··· Task material
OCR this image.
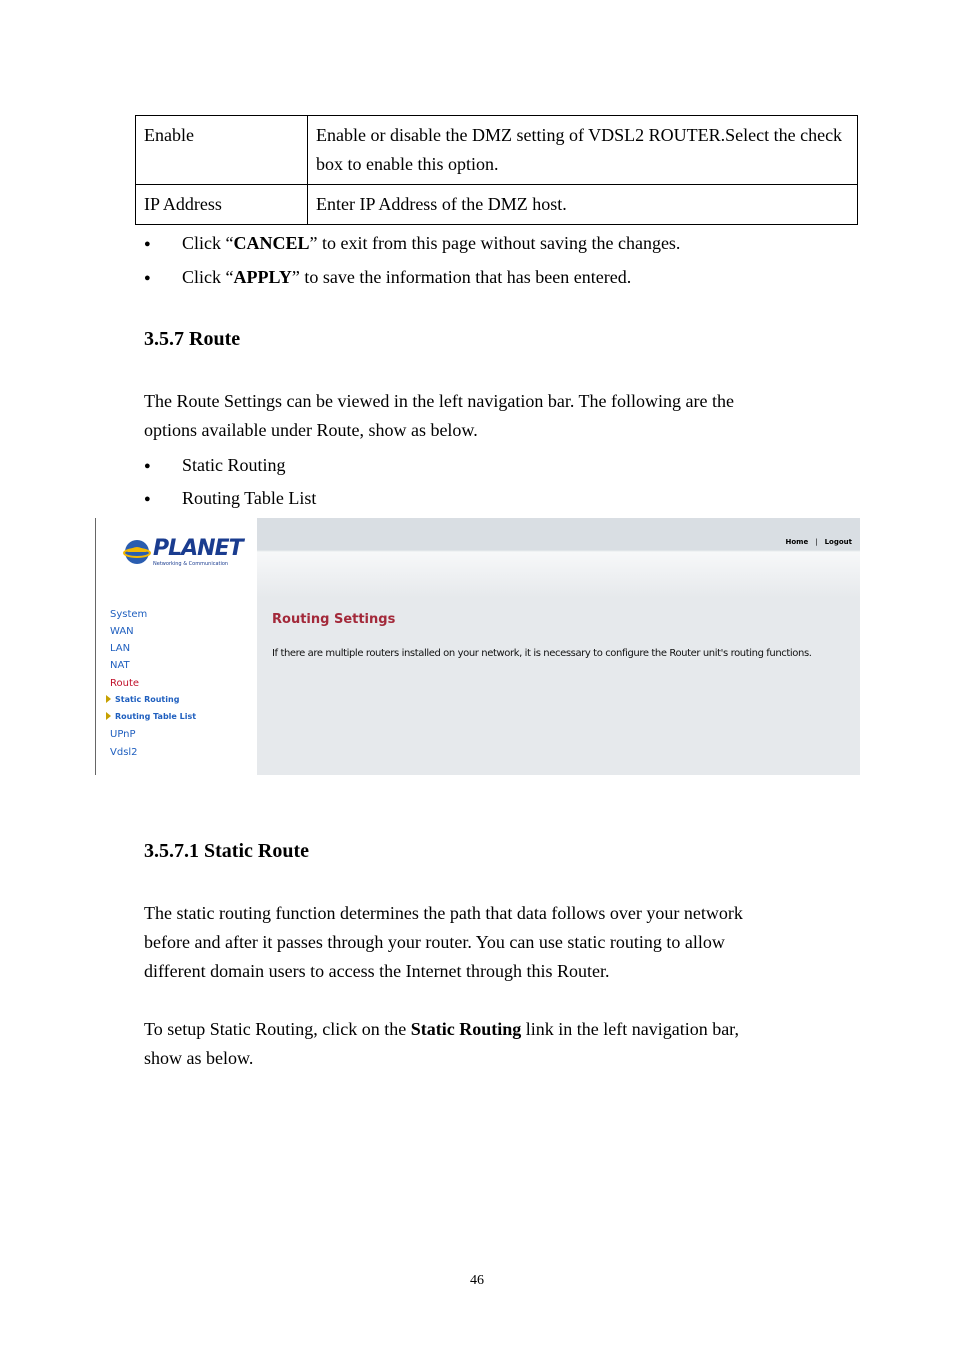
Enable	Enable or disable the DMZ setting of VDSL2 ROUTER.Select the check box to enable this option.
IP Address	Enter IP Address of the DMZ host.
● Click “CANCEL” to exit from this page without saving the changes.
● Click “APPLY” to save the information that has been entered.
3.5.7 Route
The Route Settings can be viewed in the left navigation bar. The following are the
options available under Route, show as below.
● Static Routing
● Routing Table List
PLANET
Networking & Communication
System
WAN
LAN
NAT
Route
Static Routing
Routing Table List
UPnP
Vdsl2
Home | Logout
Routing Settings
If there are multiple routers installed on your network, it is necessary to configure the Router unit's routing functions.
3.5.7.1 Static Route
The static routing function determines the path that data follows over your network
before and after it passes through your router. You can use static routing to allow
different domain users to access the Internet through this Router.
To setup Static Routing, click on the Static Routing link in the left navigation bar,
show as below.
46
······
Exercise prompt:
Collect each line above holding the string "your".

Complete output:
If there are multiple routers installed on your network, it is necessary to configure the Router unit's routing functions.
The static routing function determines the path that data follows over your network
before and after it passes through your router. You can use static routing to allow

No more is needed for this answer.